* [Record extracts]
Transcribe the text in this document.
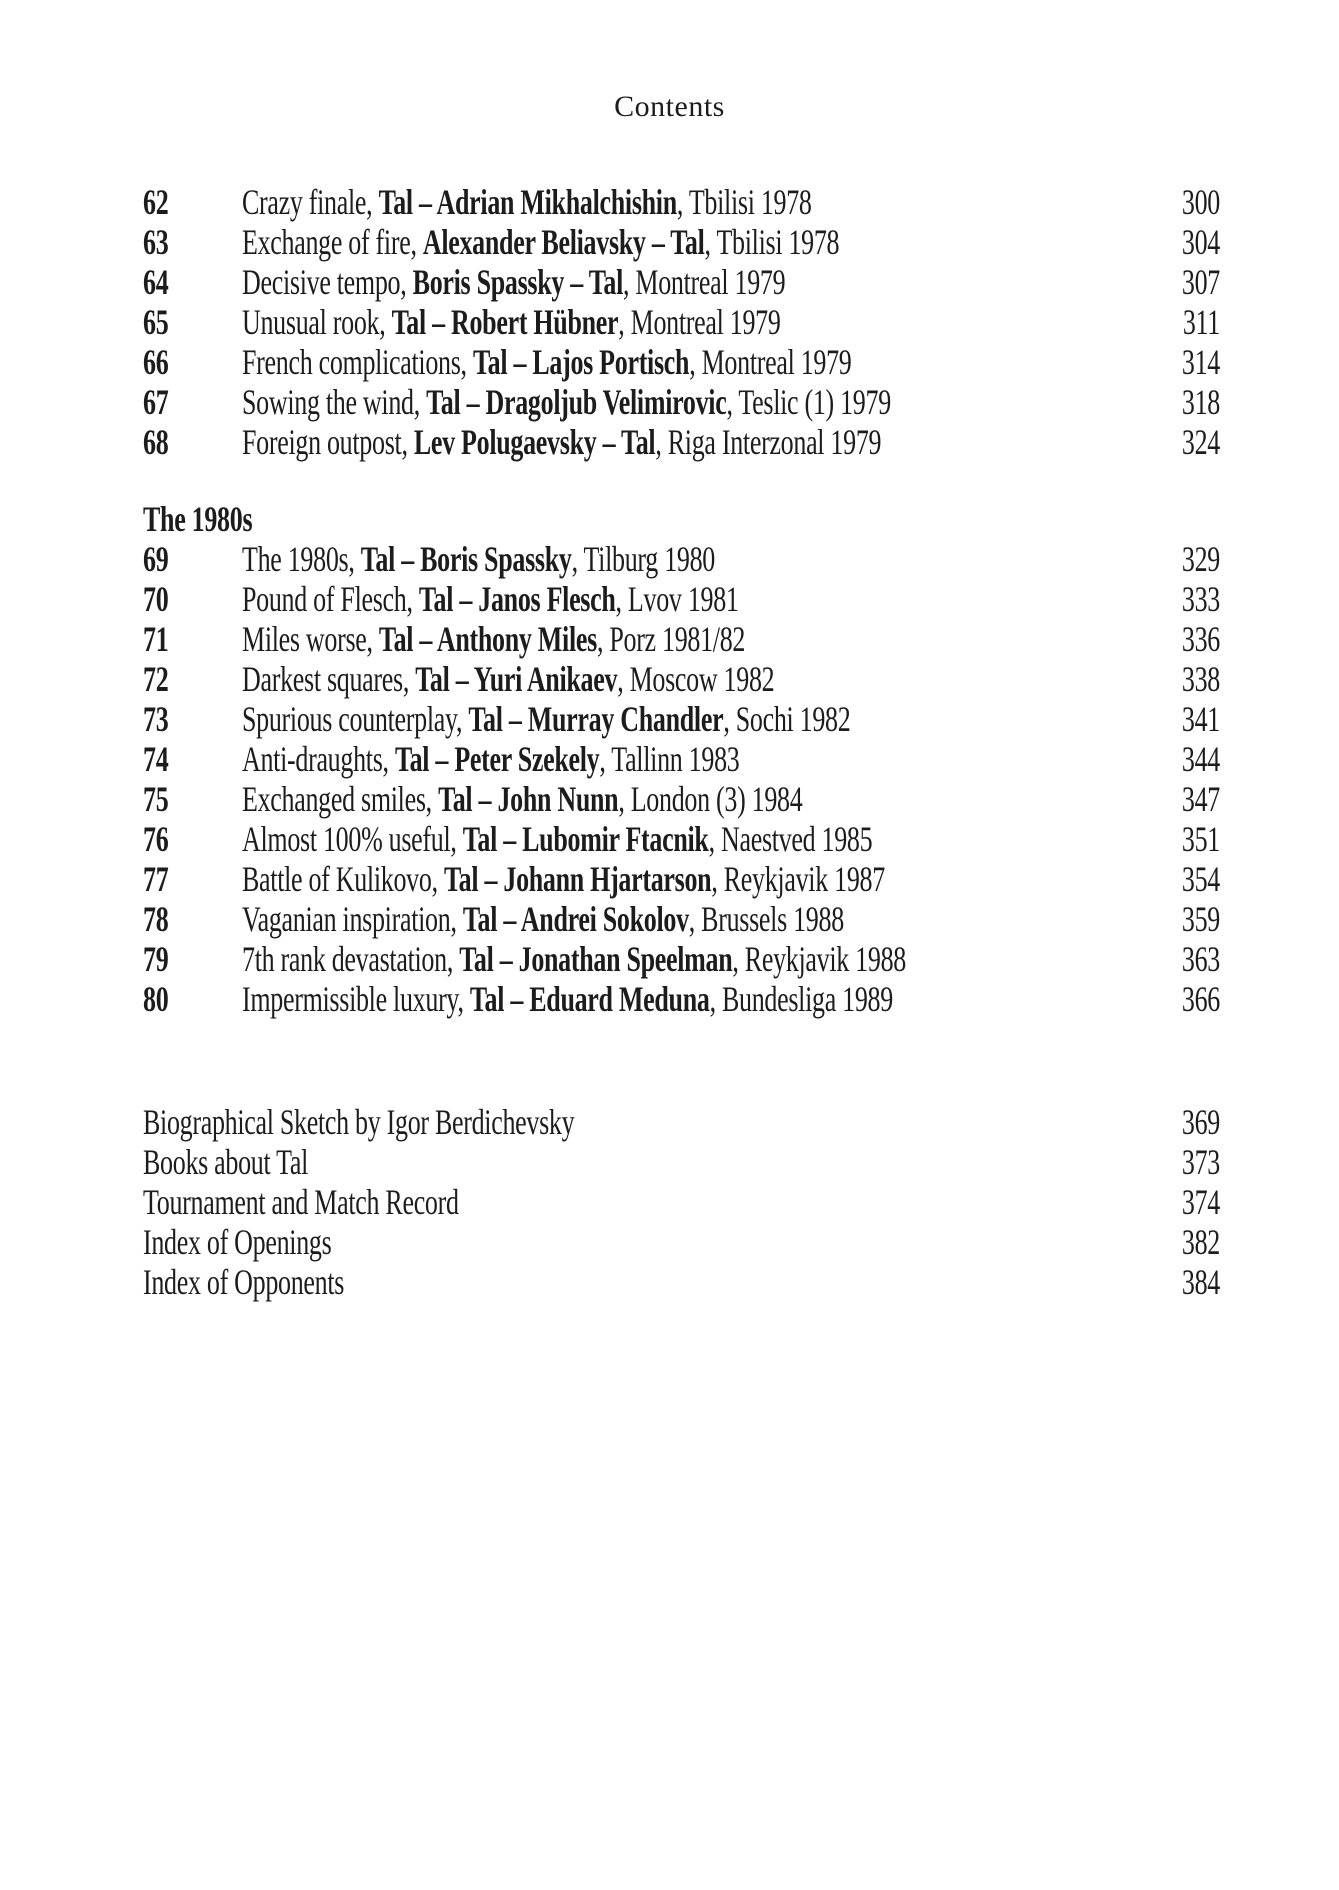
Contents
62	Crazy finale, Tal – Adrian Mikhalchishin, Tbilisi 1978	300
63	Exchange of fire, Alexander Beliavsky – Tal, Tbilisi 1978	304
64	Decisive tempo, Boris Spassky – Tal, Montreal 1979	307
65	Unusual rook, Tal – Robert Hübner, Montreal 1979	311
66	French complications, Tal – Lajos Portisch, Montreal 1979	314
67	Sowing the wind, Tal – Dragoljub Velimirovic, Teslic (1) 1979	318
68	Foreign outpost, Lev Polugaevsky – Tal, Riga Interzonal 1979	324
The 1980s
69	The 1980s, Tal – Boris Spassky, Tilburg 1980	329
70	Pound of Flesch, Tal – Janos Flesch, Lvov 1981	333
71	Miles worse, Tal – Anthony Miles, Porz 1981/82	336
72	Darkest squares, Tal – Yuri Anikaev, Moscow 1982	338
73	Spurious counterplay, Tal – Murray Chandler, Sochi 1982	341
74	Anti-draughts, Tal – Peter Szekely, Tallinn 1983	344
75	Exchanged smiles, Tal – John Nunn, London (3) 1984	347
76	Almost 100% useful, Tal – Lubomir Ftacnik, Naestved 1985	351
77	Battle of Kulikovo, Tal – Johann Hjartarson, Reykjavik 1987	354
78	Vaganian inspiration, Tal – Andrei Sokolov, Brussels 1988	359
79	7th rank devastation, Tal – Jonathan Speelman, Reykjavik 1988	363
80	Impermissible luxury, Tal – Eduard Meduna, Bundesliga 1989	366
Biographical Sketch by Igor Berdichevsky	369
Books about Tal	373
Tournament and Match Record	374
Index of Openings	382
Index of Opponents	384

* [Set problem] State how many lines above contain the string "Boris", with no other words.

* [Result of this task] 2